WHAT YOU ARE ASKED TO DO: Reproduce each of the records below word for word, keeping every line unchanged.
==== DATASET ENTRIES ====
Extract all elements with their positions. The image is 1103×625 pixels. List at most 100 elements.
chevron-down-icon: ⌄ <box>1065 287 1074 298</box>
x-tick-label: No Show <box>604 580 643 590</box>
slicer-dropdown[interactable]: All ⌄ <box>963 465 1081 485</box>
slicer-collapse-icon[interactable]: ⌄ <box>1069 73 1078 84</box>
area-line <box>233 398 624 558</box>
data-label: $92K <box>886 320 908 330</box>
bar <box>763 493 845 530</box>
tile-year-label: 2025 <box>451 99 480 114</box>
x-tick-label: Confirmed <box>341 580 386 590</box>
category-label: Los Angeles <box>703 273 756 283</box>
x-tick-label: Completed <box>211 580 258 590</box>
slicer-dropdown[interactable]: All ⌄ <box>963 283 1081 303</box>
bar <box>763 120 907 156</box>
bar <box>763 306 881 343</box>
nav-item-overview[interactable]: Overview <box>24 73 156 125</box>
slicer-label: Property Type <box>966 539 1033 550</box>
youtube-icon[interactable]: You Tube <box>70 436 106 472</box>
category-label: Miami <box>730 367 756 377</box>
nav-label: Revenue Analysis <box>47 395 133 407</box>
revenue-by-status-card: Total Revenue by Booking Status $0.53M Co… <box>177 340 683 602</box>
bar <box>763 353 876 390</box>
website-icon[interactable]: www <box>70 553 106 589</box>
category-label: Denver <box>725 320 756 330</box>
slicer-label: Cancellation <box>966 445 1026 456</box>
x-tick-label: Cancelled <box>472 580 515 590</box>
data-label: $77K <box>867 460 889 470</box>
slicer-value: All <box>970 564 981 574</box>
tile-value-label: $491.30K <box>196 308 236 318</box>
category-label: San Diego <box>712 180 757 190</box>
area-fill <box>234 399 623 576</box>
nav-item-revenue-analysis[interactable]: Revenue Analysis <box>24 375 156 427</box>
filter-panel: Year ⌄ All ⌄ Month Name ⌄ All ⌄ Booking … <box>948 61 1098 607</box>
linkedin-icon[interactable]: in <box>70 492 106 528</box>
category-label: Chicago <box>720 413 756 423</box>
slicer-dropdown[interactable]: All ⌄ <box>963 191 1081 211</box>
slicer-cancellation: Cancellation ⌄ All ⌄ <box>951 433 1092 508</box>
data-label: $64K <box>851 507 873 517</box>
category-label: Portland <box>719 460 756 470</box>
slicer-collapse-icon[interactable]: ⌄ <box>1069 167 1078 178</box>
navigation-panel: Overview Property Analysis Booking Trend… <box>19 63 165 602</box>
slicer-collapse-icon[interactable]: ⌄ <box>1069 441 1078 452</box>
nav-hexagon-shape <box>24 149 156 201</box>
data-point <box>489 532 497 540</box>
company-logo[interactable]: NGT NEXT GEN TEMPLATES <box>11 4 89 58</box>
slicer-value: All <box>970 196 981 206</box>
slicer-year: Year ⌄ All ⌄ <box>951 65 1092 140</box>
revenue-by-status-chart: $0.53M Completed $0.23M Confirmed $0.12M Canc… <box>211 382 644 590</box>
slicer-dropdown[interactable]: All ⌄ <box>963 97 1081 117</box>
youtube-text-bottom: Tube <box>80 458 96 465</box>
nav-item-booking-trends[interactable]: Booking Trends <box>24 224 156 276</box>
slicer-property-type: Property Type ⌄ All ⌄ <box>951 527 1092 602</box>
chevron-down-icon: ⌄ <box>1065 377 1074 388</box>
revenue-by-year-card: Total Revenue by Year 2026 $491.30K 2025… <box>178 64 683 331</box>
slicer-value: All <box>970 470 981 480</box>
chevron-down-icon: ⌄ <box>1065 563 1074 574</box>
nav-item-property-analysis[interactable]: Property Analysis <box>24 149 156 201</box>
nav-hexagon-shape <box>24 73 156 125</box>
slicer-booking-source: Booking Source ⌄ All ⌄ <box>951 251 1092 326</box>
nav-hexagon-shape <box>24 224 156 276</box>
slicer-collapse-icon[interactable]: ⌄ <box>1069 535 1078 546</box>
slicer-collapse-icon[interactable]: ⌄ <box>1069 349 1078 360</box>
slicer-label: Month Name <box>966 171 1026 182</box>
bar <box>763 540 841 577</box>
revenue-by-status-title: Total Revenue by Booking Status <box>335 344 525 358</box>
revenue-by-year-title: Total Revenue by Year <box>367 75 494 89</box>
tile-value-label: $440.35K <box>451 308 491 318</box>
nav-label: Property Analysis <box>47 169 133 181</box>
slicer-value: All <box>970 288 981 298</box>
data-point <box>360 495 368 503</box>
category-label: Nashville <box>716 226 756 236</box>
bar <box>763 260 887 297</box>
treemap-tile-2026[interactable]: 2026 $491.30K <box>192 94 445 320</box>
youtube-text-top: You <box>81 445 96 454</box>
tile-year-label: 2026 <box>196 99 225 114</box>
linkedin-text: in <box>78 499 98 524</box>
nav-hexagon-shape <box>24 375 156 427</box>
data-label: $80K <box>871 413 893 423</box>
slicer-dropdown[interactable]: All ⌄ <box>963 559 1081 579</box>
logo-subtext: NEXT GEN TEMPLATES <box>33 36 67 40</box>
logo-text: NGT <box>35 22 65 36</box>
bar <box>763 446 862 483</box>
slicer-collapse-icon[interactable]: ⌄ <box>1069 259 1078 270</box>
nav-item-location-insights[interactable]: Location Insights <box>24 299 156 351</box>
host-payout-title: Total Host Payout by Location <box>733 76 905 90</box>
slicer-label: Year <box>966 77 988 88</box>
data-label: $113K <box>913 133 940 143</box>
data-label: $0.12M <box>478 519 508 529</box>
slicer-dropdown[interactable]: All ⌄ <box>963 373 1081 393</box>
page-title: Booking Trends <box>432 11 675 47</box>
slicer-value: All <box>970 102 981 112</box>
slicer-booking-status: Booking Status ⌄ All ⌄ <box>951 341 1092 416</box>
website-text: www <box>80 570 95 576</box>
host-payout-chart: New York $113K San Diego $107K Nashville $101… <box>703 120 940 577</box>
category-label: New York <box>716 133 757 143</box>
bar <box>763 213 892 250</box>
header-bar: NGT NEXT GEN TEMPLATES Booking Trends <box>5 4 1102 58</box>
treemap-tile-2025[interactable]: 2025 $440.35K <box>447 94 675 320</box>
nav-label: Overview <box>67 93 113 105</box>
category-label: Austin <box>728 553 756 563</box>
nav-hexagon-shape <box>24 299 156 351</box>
====
RESULT OF THIS EXERCISE:
Extract all elements with their positions. The image is 1103×625 pixels. List at most 100 elements.
chevron-down-icon: ⌄ <box>1065 287 1074 298</box>
x-tick-label: No Show <box>604 580 643 590</box>
slicer-dropdown[interactable]: All ⌄ <box>963 465 1081 485</box>
slicer-collapse-icon[interactable]: ⌄ <box>1069 73 1078 84</box>
area-line <box>233 398 624 558</box>
data-label: $92K <box>886 320 908 330</box>
bar <box>763 493 845 530</box>
tile-year-label: 2025 <box>451 99 480 114</box>
x-tick-label: Confirmed <box>341 580 386 590</box>
category-label: Los Angeles <box>703 273 756 283</box>
x-tick-label: Completed <box>211 580 258 590</box>
slicer-dropdown[interactable]: All ⌄ <box>963 283 1081 303</box>
bar <box>763 120 907 156</box>
bar <box>763 306 881 343</box>
nav-item-overview[interactable]: Overview <box>24 73 156 125</box>
slicer-label: Property Type <box>966 539 1033 550</box>
youtube-icon[interactable]: You Tube <box>70 436 106 472</box>
category-label: Miami <box>730 367 756 377</box>
nav-label: Revenue Analysis <box>47 395 133 407</box>
revenue-by-status-card: Total Revenue by Booking Status $0.53M Co… <box>177 340 683 602</box>
bar <box>763 353 876 390</box>
website-icon[interactable]: www <box>70 553 106 589</box>
category-label: Denver <box>725 320 756 330</box>
slicer-label: Cancellation <box>966 445 1026 456</box>
x-tick-label: Cancelled <box>472 580 515 590</box>
data-label: $77K <box>867 460 889 470</box>
slicer-value: All <box>970 564 981 574</box>
tile-value-label: $491.30K <box>196 308 236 318</box>
category-label: San Diego <box>712 180 757 190</box>
area-fill <box>234 399 623 576</box>
nav-item-revenue-analysis[interactable]: Revenue Analysis <box>24 375 156 427</box>
filter-panel: Year ⌄ All ⌄ Month Name ⌄ All ⌄ Booking … <box>948 61 1098 607</box>
linkedin-icon[interactable]: in <box>70 492 106 528</box>
category-label: Chicago <box>720 413 756 423</box>
slicer-dropdown[interactable]: All ⌄ <box>963 191 1081 211</box>
slicer-cancellation: Cancellation ⌄ All ⌄ <box>951 433 1092 508</box>
data-label: $64K <box>851 507 873 517</box>
category-label: Portland <box>719 460 756 470</box>
slicer-collapse-icon[interactable]: ⌄ <box>1069 167 1078 178</box>
navigation-panel: Overview Property Analysis Booking Trend… <box>19 63 165 602</box>
slicer-collapse-icon[interactable]: ⌄ <box>1069 441 1078 452</box>
nav-hexagon-shape <box>24 149 156 201</box>
data-point <box>489 532 497 540</box>
company-logo[interactable]: NGT NEXT GEN TEMPLATES <box>11 4 89 58</box>
slicer-value: All <box>970 196 981 206</box>
slicer-year: Year ⌄ All ⌄ <box>951 65 1092 140</box>
revenue-by-status-chart: $0.53M Completed $0.23M Confirmed $0.12M Canc… <box>211 382 644 590</box>
slicer-dropdown[interactable]: All ⌄ <box>963 97 1081 117</box>
youtube-text-bottom: Tube <box>80 458 96 465</box>
nav-item-booking-trends[interactable]: Booking Trends <box>24 224 156 276</box>
slicer-property-type: Property Type ⌄ All ⌄ <box>951 527 1092 602</box>
chevron-down-icon: ⌄ <box>1065 377 1074 388</box>
revenue-by-year-card: Total Revenue by Year 2026 $491.30K 2025… <box>178 64 683 331</box>
slicer-value: All <box>970 470 981 480</box>
chevron-down-icon: ⌄ <box>1065 563 1074 574</box>
nav-item-property-analysis[interactable]: Property Analysis <box>24 149 156 201</box>
nav-hexagon-shape <box>24 73 156 125</box>
slicer-booking-source: Booking Source ⌄ All ⌄ <box>951 251 1092 326</box>
nav-hexagon-shape <box>24 224 156 276</box>
slicer-collapse-icon[interactable]: ⌄ <box>1069 535 1078 546</box>
slicer-collapse-icon[interactable]: ⌄ <box>1069 349 1078 360</box>
slicer-label: Month Name <box>966 171 1026 182</box>
bar <box>763 540 841 577</box>
revenue-by-status-title: Total Revenue by Booking Status <box>335 344 525 358</box>
revenue-by-year-title: Total Revenue by Year <box>367 75 494 89</box>
tile-value-label: $440.35K <box>451 308 491 318</box>
nav-label: Property Analysis <box>47 169 133 181</box>
slicer-value: All <box>970 288 981 298</box>
data-point <box>360 495 368 503</box>
category-label: Nashville <box>716 226 756 236</box>
bar <box>763 260 887 297</box>
treemap-tile-2026[interactable]: 2026 $491.30K <box>192 94 445 320</box>
youtube-text-top: You <box>81 445 96 454</box>
tile-year-label: 2026 <box>196 99 225 114</box>
linkedin-text: in <box>78 499 98 524</box>
nav-hexagon-shape <box>24 375 156 427</box>
data-label: $80K <box>871 413 893 423</box>
slicer-dropdown[interactable]: All ⌄ <box>963 559 1081 579</box>
logo-subtext: NEXT GEN TEMPLATES <box>33 36 67 40</box>
logo-text: NGT <box>35 22 65 36</box>
bar <box>763 446 862 483</box>
slicer-collapse-icon[interactable]: ⌄ <box>1069 259 1078 270</box>
nav-item-location-insights[interactable]: Location Insights <box>24 299 156 351</box>
host-payout-title: Total Host Payout by Location <box>733 76 905 90</box>
slicer-label: Year <box>966 77 988 88</box>
data-label: $113K <box>913 133 940 143</box>
data-label: $0.12M <box>478 519 508 529</box>
slicer-dropdown[interactable]: All ⌄ <box>963 373 1081 393</box>
page-title: Booking Trends <box>432 11 675 47</box>
slicer-value: All <box>970 102 981 112</box>
slicer-booking-status: Booking Status ⌄ All ⌄ <box>951 341 1092 416</box>
website-text: www <box>80 570 95 576</box>
host-payout-chart: New York $113K San Diego $107K Nashville $101… <box>703 120 940 577</box>
category-label: New York <box>716 133 757 143</box>
bar <box>763 213 892 250</box>
header-bar: NGT NEXT GEN TEMPLATES Booking Trends <box>5 4 1102 58</box>
treemap-tile-2025[interactable]: 2025 $440.35K <box>447 94 675 320</box>
nav-label: Overview <box>67 93 113 105</box>
category-label: Austin <box>728 553 756 563</box>
nav-hexagon-shape <box>24 299 156 351</box>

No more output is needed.